— begin —

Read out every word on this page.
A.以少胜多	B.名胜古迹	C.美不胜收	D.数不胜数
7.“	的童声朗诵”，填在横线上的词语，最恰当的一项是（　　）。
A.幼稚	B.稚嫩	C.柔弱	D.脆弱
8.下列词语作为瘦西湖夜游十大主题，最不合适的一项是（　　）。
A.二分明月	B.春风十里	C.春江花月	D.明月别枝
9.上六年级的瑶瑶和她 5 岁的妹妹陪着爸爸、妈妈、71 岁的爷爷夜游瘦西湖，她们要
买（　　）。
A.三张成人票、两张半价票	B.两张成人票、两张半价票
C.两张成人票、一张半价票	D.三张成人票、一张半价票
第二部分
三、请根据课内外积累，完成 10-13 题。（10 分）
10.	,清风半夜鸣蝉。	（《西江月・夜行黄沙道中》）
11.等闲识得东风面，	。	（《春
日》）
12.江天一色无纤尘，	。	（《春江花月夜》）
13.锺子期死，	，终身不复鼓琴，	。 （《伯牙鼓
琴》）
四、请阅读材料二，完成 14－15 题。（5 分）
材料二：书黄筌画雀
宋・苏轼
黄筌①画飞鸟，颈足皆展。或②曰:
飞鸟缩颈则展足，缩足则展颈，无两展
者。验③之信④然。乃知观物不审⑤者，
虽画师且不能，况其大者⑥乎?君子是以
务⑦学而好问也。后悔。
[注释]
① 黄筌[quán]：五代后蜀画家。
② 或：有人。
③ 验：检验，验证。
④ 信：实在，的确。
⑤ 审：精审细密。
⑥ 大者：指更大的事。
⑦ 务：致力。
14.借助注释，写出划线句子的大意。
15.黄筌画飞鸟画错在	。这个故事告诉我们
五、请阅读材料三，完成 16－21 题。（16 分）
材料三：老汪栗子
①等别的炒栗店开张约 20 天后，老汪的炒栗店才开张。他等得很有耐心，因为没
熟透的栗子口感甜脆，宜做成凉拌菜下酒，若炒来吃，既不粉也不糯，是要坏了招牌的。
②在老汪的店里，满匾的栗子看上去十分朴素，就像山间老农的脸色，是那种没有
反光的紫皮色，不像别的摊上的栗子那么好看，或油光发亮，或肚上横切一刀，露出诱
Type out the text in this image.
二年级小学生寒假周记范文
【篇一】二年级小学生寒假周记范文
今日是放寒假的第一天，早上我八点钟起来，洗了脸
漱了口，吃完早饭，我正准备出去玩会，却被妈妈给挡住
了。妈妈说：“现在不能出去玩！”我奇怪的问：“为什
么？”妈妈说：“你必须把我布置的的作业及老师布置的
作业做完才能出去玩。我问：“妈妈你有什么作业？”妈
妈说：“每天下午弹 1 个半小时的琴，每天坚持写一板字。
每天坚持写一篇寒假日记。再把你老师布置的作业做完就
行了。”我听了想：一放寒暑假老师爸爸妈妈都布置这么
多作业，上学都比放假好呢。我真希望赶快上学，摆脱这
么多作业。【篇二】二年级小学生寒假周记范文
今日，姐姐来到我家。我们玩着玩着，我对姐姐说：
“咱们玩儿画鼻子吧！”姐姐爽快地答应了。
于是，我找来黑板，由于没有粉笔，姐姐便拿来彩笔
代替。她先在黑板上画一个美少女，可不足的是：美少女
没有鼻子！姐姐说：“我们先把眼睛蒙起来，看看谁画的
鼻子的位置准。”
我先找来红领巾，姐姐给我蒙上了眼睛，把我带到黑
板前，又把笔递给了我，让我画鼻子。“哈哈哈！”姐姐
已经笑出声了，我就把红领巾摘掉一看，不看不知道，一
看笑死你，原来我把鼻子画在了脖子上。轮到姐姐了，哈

— end —

# Problem:
How many of the lines above include the string "三张成人票"? Reply with the number by itself.

# Finished task:
2